- **What to do**
Without altering anything, repeat each of the records.
________________
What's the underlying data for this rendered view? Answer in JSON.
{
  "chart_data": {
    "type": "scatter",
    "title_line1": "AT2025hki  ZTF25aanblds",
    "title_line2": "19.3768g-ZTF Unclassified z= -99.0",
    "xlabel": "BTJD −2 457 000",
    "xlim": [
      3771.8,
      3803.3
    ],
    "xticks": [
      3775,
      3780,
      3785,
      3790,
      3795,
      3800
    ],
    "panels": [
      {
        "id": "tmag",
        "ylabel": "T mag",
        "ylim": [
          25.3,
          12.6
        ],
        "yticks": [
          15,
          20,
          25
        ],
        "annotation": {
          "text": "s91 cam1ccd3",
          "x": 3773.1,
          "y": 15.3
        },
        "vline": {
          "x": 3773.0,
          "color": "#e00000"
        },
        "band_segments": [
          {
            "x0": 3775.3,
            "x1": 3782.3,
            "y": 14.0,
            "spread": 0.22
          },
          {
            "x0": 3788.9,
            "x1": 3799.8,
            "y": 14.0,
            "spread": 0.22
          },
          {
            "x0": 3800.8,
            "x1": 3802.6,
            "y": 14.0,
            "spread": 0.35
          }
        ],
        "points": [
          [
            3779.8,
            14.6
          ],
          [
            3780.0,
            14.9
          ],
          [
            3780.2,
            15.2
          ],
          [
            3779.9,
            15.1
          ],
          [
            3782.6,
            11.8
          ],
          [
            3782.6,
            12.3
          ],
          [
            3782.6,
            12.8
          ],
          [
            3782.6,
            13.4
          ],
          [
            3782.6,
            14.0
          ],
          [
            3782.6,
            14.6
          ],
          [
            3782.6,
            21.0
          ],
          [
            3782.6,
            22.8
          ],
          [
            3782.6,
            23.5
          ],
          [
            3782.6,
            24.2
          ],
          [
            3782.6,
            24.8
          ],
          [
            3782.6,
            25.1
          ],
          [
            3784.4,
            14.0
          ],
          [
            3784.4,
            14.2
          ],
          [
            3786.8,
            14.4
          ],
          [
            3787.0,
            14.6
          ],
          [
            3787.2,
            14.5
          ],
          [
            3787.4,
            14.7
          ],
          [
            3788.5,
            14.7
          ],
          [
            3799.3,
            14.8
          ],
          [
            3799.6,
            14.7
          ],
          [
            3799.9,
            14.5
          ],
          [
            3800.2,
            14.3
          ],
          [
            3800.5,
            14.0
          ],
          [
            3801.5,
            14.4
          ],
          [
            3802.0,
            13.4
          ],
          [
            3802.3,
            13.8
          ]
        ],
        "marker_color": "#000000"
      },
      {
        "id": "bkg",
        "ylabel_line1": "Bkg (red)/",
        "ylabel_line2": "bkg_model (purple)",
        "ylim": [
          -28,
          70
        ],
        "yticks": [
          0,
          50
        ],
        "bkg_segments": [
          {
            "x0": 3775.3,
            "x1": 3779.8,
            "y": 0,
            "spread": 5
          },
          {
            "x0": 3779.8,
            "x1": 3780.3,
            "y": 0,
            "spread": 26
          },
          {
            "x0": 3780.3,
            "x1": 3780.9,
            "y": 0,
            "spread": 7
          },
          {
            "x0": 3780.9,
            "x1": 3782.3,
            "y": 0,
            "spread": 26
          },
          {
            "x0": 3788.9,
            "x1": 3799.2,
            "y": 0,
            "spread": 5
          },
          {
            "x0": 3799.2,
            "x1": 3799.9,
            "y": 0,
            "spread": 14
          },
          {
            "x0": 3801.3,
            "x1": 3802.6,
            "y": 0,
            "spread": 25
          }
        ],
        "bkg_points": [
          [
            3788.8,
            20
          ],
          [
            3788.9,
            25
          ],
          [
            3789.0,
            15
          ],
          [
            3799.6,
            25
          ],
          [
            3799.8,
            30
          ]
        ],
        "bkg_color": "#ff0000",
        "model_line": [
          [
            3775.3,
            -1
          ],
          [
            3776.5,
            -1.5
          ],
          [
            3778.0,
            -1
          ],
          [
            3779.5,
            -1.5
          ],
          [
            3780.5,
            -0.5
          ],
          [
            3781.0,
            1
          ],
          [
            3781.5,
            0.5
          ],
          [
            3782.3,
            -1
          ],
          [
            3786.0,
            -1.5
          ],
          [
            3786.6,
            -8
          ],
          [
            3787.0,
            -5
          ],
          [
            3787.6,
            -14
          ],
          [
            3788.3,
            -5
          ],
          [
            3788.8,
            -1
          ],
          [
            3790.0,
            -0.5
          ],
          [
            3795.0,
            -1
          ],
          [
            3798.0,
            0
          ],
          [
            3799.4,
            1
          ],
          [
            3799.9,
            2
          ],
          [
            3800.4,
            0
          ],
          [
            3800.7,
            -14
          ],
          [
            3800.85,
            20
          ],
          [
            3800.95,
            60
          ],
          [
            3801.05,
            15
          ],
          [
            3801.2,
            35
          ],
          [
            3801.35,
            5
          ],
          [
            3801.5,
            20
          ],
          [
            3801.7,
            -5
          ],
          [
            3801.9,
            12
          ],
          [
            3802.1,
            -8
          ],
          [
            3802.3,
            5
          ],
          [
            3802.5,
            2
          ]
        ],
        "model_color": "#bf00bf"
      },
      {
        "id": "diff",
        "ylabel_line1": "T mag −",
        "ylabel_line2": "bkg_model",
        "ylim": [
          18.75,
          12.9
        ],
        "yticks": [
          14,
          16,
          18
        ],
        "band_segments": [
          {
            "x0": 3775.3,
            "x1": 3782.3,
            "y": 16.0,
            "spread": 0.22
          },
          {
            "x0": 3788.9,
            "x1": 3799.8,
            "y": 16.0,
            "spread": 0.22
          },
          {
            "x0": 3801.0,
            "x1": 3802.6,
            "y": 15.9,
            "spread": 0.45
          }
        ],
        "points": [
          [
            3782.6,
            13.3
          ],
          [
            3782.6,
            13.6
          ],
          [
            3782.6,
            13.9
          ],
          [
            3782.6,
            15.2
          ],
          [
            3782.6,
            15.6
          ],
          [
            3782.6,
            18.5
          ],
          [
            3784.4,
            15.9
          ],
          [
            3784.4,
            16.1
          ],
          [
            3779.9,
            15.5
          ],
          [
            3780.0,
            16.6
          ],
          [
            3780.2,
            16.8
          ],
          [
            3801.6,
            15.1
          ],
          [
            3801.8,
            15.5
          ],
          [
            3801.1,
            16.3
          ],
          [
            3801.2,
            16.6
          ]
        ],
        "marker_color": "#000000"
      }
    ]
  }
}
________________
- **Output for this exercise**
What's the underlying data for this rendered view? Answer in JSON.
{
  "chart_data": {
    "type": "scatter",
    "title_line1": "AT2025hki  ZTF25aanblds",
    "title_line2": "19.3768g-ZTF Unclassified z= -99.0",
    "xlabel": "BTJD −2 457 000",
    "xlim": [
      3771.8,
      3803.3
    ],
    "xticks": [
      3775,
      3780,
      3785,
      3790,
      3795,
      3800
    ],
    "panels": [
      {
        "id": "tmag",
        "ylabel": "T mag",
        "ylim": [
          25.3,
          12.6
        ],
        "yticks": [
          15,
          20,
          25
        ],
        "annotation": {
          "text": "s91 cam1ccd3",
          "x": 3773.1,
          "y": 15.3
        },
        "vline": {
          "x": 3773.0,
          "color": "#e00000"
        },
        "band_segments": [
          {
            "x0": 3775.3,
            "x1": 3782.3,
            "y": 14.0,
            "spread": 0.22
          },
          {
            "x0": 3788.9,
            "x1": 3799.8,
            "y": 14.0,
            "spread": 0.22
          },
          {
            "x0": 3800.8,
            "x1": 3802.6,
            "y": 14.0,
            "spread": 0.35
          }
        ],
        "points": [
          [
            3779.8,
            14.6
          ],
          [
            3780.0,
            14.9
          ],
          [
            3780.2,
            15.2
          ],
          [
            3779.9,
            15.1
          ],
          [
            3782.6,
            11.8
          ],
          [
            3782.6,
            12.3
          ],
          [
            3782.6,
            12.8
          ],
          [
            3782.6,
            13.4
          ],
          [
            3782.6,
            14.0
          ],
          [
            3782.6,
            14.6
          ],
          [
            3782.6,
            21.0
          ],
          [
            3782.6,
            22.8
          ],
          [
            3782.6,
            23.5
          ],
          [
            3782.6,
            24.2
          ],
          [
            3782.6,
            24.8
          ],
          [
            3782.6,
            25.1
          ],
          [
            3784.4,
            14.0
          ],
          [
            3784.4,
            14.2
          ],
          [
            3786.8,
            14.4
          ],
          [
            3787.0,
            14.6
          ],
          [
            3787.2,
            14.5
          ],
          [
            3787.4,
            14.7
          ],
          [
            3788.5,
            14.7
          ],
          [
            3799.3,
            14.8
          ],
          [
            3799.6,
            14.7
          ],
          [
            3799.9,
            14.5
          ],
          [
            3800.2,
            14.3
          ],
          [
            3800.5,
            14.0
          ],
          [
            3801.5,
            14.4
          ],
          [
            3802.0,
            13.4
          ],
          [
            3802.3,
            13.8
          ]
        ],
        "marker_color": "#000000"
      },
      {
        "id": "bkg",
        "ylabel_line1": "Bkg (red)/",
        "ylabel_line2": "bkg_model (purple)",
        "ylim": [
          -28,
          70
        ],
        "yticks": [
          0,
          50
        ],
        "bkg_segments": [
          {
            "x0": 3775.3,
            "x1": 3779.8,
            "y": 0,
            "spread": 5
          },
          {
            "x0": 3779.8,
            "x1": 3780.3,
            "y": 0,
            "spread": 26
          },
          {
            "x0": 3780.3,
            "x1": 3780.9,
            "y": 0,
            "spread": 7
          },
          {
            "x0": 3780.9,
            "x1": 3782.3,
            "y": 0,
            "spread": 26
          },
          {
            "x0": 3788.9,
            "x1": 3799.2,
            "y": 0,
            "spread": 5
          },
          {
            "x0": 3799.2,
            "x1": 3799.9,
            "y": 0,
            "spread": 14
          },
          {
            "x0": 3801.3,
            "x1": 3802.6,
            "y": 0,
            "spread": 25
          }
        ],
        "bkg_points": [
          [
            3788.8,
            20
          ],
          [
            3788.9,
            25
          ],
          [
            3789.0,
            15
          ],
          [
            3799.6,
            25
          ],
          [
            3799.8,
            30
          ]
        ],
        "bkg_color": "#ff0000",
        "model_line": [
          [
            3775.3,
            -1
          ],
          [
            3776.5,
            -1.5
          ],
          [
            3778.0,
            -1
          ],
          [
            3779.5,
            -1.5
          ],
          [
            3780.5,
            -0.5
          ],
          [
            3781.0,
            1
          ],
          [
            3781.5,
            0.5
          ],
          [
            3782.3,
            -1
          ],
          [
            3786.0,
            -1.5
          ],
          [
            3786.6,
            -8
          ],
          [
            3787.0,
            -5
          ],
          [
            3787.6,
            -14
          ],
          [
            3788.3,
            -5
          ],
          [
            3788.8,
            -1
          ],
          [
            3790.0,
            -0.5
          ],
          [
            3795.0,
            -1
          ],
          [
            3798.0,
            0
          ],
          [
            3799.4,
            1
          ],
          [
            3799.9,
            2
          ],
          [
            3800.4,
            0
          ],
          [
            3800.7,
            -14
          ],
          [
            3800.85,
            20
          ],
          [
            3800.95,
            60
          ],
          [
            3801.05,
            15
          ],
          [
            3801.2,
            35
          ],
          [
            3801.35,
            5
          ],
          [
            3801.5,
            20
          ],
          [
            3801.7,
            -5
          ],
          [
            3801.9,
            12
          ],
          [
            3802.1,
            -8
          ],
          [
            3802.3,
            5
          ],
          [
            3802.5,
            2
          ]
        ],
        "model_color": "#bf00bf"
      },
      {
        "id": "diff",
        "ylabel_line1": "T mag −",
        "ylabel_line2": "bkg_model",
        "ylim": [
          18.75,
          12.9
        ],
        "yticks": [
          14,
          16,
          18
        ],
        "band_segments": [
          {
            "x0": 3775.3,
            "x1": 3782.3,
            "y": 16.0,
            "spread": 0.22
          },
          {
            "x0": 3788.9,
            "x1": 3799.8,
            "y": 16.0,
            "spread": 0.22
          },
          {
            "x0": 3801.0,
            "x1": 3802.6,
            "y": 15.9,
            "spread": 0.45
          }
        ],
        "points": [
          [
            3782.6,
            13.3
          ],
          [
            3782.6,
            13.6
          ],
          [
            3782.6,
            13.9
          ],
          [
            3782.6,
            15.2
          ],
          [
            3782.6,
            15.6
          ],
          [
            3782.6,
            18.5
          ],
          [
            3784.4,
            15.9
          ],
          [
            3784.4,
            16.1
          ],
          [
            3779.9,
            15.5
          ],
          [
            3780.0,
            16.6
          ],
          [
            3780.2,
            16.8
          ],
          [
            3801.6,
            15.1
          ],
          [
            3801.8,
            15.5
          ],
          [
            3801.1,
            16.3
          ],
          [
            3801.2,
            16.6
          ]
        ],
        "marker_color": "#000000"
      }
    ]
  }
}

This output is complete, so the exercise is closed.